====== Entrada ======

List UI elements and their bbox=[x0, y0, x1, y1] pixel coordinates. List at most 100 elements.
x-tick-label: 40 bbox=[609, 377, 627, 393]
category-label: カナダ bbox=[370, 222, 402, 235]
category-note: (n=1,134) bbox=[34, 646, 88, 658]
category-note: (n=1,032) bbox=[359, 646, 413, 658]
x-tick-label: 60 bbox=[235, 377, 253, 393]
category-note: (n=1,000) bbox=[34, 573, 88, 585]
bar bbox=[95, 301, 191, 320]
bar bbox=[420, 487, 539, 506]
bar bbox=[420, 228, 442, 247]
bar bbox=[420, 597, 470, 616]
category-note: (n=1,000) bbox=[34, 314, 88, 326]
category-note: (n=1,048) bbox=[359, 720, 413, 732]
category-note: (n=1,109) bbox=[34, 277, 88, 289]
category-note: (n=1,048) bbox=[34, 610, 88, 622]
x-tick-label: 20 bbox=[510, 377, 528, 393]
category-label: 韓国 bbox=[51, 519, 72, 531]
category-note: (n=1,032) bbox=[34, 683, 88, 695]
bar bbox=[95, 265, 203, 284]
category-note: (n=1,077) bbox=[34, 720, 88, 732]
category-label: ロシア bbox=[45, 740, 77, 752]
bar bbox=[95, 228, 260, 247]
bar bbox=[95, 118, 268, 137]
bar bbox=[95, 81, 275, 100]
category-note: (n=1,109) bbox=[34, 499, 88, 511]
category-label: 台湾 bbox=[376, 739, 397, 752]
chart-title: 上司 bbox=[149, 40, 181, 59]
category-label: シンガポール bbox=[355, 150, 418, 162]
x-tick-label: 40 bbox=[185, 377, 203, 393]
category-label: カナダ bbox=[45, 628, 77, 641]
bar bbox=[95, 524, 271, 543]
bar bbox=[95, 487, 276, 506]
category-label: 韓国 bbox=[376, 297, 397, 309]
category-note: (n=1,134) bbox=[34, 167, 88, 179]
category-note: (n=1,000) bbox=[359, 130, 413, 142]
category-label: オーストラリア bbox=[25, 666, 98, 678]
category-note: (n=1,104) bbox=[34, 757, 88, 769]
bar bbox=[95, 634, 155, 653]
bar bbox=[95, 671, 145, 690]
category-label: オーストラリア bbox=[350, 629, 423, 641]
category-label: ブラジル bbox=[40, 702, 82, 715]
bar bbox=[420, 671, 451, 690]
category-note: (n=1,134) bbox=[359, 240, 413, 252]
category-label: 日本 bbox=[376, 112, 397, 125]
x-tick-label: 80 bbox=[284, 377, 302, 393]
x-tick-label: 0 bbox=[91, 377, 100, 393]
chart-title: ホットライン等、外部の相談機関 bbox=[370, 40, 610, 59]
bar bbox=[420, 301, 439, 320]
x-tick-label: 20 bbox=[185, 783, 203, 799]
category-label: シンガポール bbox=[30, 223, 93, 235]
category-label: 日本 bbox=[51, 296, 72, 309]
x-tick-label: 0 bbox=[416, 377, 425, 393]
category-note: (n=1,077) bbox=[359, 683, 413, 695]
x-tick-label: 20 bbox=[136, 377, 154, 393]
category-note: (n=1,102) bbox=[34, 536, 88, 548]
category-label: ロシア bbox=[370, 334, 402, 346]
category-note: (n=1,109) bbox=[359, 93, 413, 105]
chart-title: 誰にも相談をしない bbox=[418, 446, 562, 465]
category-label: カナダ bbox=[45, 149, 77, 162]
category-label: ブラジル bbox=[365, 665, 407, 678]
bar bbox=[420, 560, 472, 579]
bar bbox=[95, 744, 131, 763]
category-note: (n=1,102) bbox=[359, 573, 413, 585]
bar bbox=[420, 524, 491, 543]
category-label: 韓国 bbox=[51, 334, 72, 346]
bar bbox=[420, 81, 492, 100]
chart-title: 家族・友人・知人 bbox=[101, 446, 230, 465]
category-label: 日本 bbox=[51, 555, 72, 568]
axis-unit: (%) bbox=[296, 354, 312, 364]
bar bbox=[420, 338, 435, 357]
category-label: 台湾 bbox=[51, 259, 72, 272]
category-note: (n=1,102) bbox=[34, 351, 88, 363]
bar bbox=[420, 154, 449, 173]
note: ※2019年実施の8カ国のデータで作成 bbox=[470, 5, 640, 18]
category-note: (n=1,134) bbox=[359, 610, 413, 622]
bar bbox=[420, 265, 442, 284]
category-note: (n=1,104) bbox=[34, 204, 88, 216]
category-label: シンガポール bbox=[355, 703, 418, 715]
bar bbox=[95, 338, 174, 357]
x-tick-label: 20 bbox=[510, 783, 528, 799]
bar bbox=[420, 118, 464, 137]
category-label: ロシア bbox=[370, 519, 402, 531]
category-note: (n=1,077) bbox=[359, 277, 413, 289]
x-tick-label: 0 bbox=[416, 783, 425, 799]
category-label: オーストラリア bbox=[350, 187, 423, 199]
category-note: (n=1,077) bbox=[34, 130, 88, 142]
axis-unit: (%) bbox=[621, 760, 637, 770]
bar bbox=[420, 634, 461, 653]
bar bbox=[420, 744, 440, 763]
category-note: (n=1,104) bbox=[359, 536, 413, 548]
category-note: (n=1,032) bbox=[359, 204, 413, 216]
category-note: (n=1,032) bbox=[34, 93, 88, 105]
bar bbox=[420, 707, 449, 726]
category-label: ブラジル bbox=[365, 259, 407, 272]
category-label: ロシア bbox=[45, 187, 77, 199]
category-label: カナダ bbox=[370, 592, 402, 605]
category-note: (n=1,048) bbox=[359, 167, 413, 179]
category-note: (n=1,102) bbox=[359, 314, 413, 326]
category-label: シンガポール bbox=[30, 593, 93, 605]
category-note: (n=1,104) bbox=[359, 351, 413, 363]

======

■ **Tarefa**: Transforme todas as linhas acima em uma tabela Markdown com as colunas Nº e Conteúdo, em que Nº traz o número de cada linha e Conteúdo, a linha. Deixe de fora as linhas em branco.

■ **Resultado completo**:
| Nº | Conteúdo |
|---|---|
| 1 | List UI elements and their bbox=[x0, y0, x1, y1] pixel coordinates. List at most 100 elements. |
| 2 | x-tick-label: 40 bbox=[609, 377, 627, 393] |
| 3 | category-label: カナダ bbox=[370, 222, 402, 235] |
| 4 | category-note: (n=1,134) bbox=[34, 646, 88, 658] |
| 5 | category-note: (n=1,032) bbox=[359, 646, 413, 658] |
| 6 | x-tick-label: 60 bbox=[235, 377, 253, 393] |
| 7 | category-note: (n=1,000) bbox=[34, 573, 88, 585] |
| 8 | bar bbox=[95, 301, 191, 320] |
| 9 | bar bbox=[420, 487, 539, 506] |
| 10 | bar bbox=[420, 228, 442, 247] |
| 11 | bar bbox=[420, 597, 470, 616] |
| 12 | category-note: (n=1,000) bbox=[34, 314, 88, 326] |
| 13 | category-note: (n=1,048) bbox=[359, 720, 413, 732] |
| 14 | category-note: (n=1,109) bbox=[34, 277, 88, 289] |
| 15 | category-note: (n=1,048) bbox=[34, 610, 88, 622] |
| 16 | x-tick-label: 20 bbox=[510, 377, 528, 393] |
| 17 | category-label: 韓国 bbox=[51, 519, 72, 531] |
| 18 | category-note: (n=1,032) bbox=[34, 683, 88, 695] |
| 19 | bar bbox=[95, 265, 203, 284] |
| 20 | category-note: (n=1,077) bbox=[34, 720, 88, 732] |
| 21 | category-label: ロシア bbox=[45, 740, 77, 752] |
| 22 | bar bbox=[95, 228, 260, 247] |
| 23 | bar bbox=[95, 118, 268, 137] |
| 24 | bar bbox=[95, 81, 275, 100] |
| 25 | category-note: (n=1,109) bbox=[34, 499, 88, 511] |
| 26 | category-label: 台湾 bbox=[376, 739, 397, 752] |
| 27 | chart-title: 上司 bbox=[149, 40, 181, 59] |
| 28 | category-label: シンガポール bbox=[355, 150, 418, 162] |
| 29 | x-tick-label: 40 bbox=[185, 377, 203, 393] |
| 30 | category-label: カナダ bbox=[45, 628, 77, 641] |
| 31 | bar bbox=[95, 524, 271, 543] |
| 32 | bar bbox=[95, 487, 276, 506] |
| 33 | category-label: 韓国 bbox=[376, 297, 397, 309] |
| 34 | category-note: (n=1,134) bbox=[34, 167, 88, 179] |
| 35 | category-note: (n=1,000) bbox=[359, 130, 413, 142] |
| 36 | category-label: オーストラリア bbox=[25, 666, 98, 678] |
| 37 | category-note: (n=1,104) bbox=[34, 757, 88, 769] |
| 38 | bar bbox=[95, 634, 155, 653] |
| 39 | bar bbox=[95, 671, 145, 690] |
| 40 | category-label: オーストラリア bbox=[350, 629, 423, 641] |
| 41 | category-label: ブラジル bbox=[40, 702, 82, 715] |
| 42 | bar bbox=[420, 671, 451, 690] |
| 43 | category-note: (n=1,134) bbox=[359, 240, 413, 252] |
| 44 | category-label: 日本 bbox=[376, 112, 397, 125] |
| 45 | x-tick-label: 80 bbox=[284, 377, 302, 393] |
| 46 | x-tick-label: 0 bbox=[91, 377, 100, 393] |
| 47 | chart-title: ホットライン等、外部の相談機関 bbox=[370, 40, 610, 59] |
| 48 | bar bbox=[420, 301, 439, 320] |
| 49 | x-tick-label: 20 bbox=[185, 783, 203, 799] |
| 50 | category-label: シンガポール bbox=[30, 223, 93, 235] |
| 51 | category-label: 日本 bbox=[51, 296, 72, 309] |
| 52 | x-tick-label: 0 bbox=[416, 377, 425, 393] |
| 53 | category-note: (n=1,077) bbox=[359, 683, 413, 695] |
| 54 | x-tick-label: 20 bbox=[136, 377, 154, 393] |
| 55 | category-note: (n=1,102) bbox=[34, 536, 88, 548] |
| 56 | category-label: ロシア bbox=[370, 334, 402, 346] |
| 57 | category-note: (n=1,109) bbox=[359, 93, 413, 105] |
| 58 | chart-title: 誰にも相談をしない bbox=[418, 446, 562, 465] |
| 59 | category-label: カナダ bbox=[45, 149, 77, 162] |
| 60 | category-label: ブラジル bbox=[365, 665, 407, 678] |
| 61 | bar bbox=[420, 560, 472, 579] |
| 62 | bar bbox=[95, 744, 131, 763] |
| 63 | category-note: (n=1,102) bbox=[359, 573, 413, 585] |
| 64 | bar bbox=[420, 524, 491, 543] |
| 65 | category-label: 韓国 bbox=[51, 334, 72, 346] |
| 66 | bar bbox=[420, 81, 492, 100] |
| 67 | chart-title: 家族・友人・知人 bbox=[101, 446, 230, 465] |
| 68 | category-label: 日本 bbox=[51, 555, 72, 568] |
| 69 | axis-unit: (%) bbox=[296, 354, 312, 364] |
| 70 | bar bbox=[420, 338, 435, 357] |
| 71 | category-label: 台湾 bbox=[51, 259, 72, 272] |
| 72 | category-note: (n=1,102) bbox=[34, 351, 88, 363] |
| 73 | bar bbox=[420, 154, 449, 173] |
| 74 | note: ※2019年実施の8カ国のデータで作成 bbox=[470, 5, 640, 18] |
| 75 | category-note: (n=1,134) bbox=[359, 610, 413, 622] |
| 76 | bar bbox=[420, 265, 442, 284] |
| 77 | category-note: (n=1,104) bbox=[34, 204, 88, 216] |
| 78 | category-label: シンガポール bbox=[355, 703, 418, 715] |
| 79 | bar bbox=[95, 338, 174, 357] |
| 80 | x-tick-label: 20 bbox=[510, 783, 528, 799] |
| 81 | bar bbox=[420, 118, 464, 137] |
| 82 | category-label: ロシア bbox=[370, 519, 402, 531] |
| 83 | category-note: (n=1,077) bbox=[359, 277, 413, 289] |
| 84 | x-tick-label: 0 bbox=[416, 783, 425, 799] |
| 85 | category-label: オーストラリア bbox=[350, 187, 423, 199] |
| 86 | category-note: (n=1,077) bbox=[34, 130, 88, 142] |
| 87 | axis-unit: (%) bbox=[621, 760, 637, 770] |
| 88 | bar bbox=[420, 634, 461, 653] |
| 89 | bar bbox=[420, 744, 440, 763] |
| 90 | category-note: (n=1,104) bbox=[359, 536, 413, 548] |
| 91 | category-note: (n=1,032) bbox=[359, 204, 413, 216] |
| 92 | category-note: (n=1,032) bbox=[34, 93, 88, 105] |
| 93 | bar bbox=[420, 707, 449, 726] |
| 94 | category-label: ブラジル bbox=[365, 259, 407, 272] |
| 95 | category-label: ロシア bbox=[45, 187, 77, 199] |
| 96 | category-label: カナダ bbox=[370, 592, 402, 605] |
| 97 | category-note: (n=1,048) bbox=[359, 167, 413, 179] |
| 98 | category-note: (n=1,102) bbox=[359, 314, 413, 326] |
| 99 | category-label: シンガポール bbox=[30, 593, 93, 605] |
| 100 | category-note: (n=1,104) bbox=[359, 351, 413, 363] |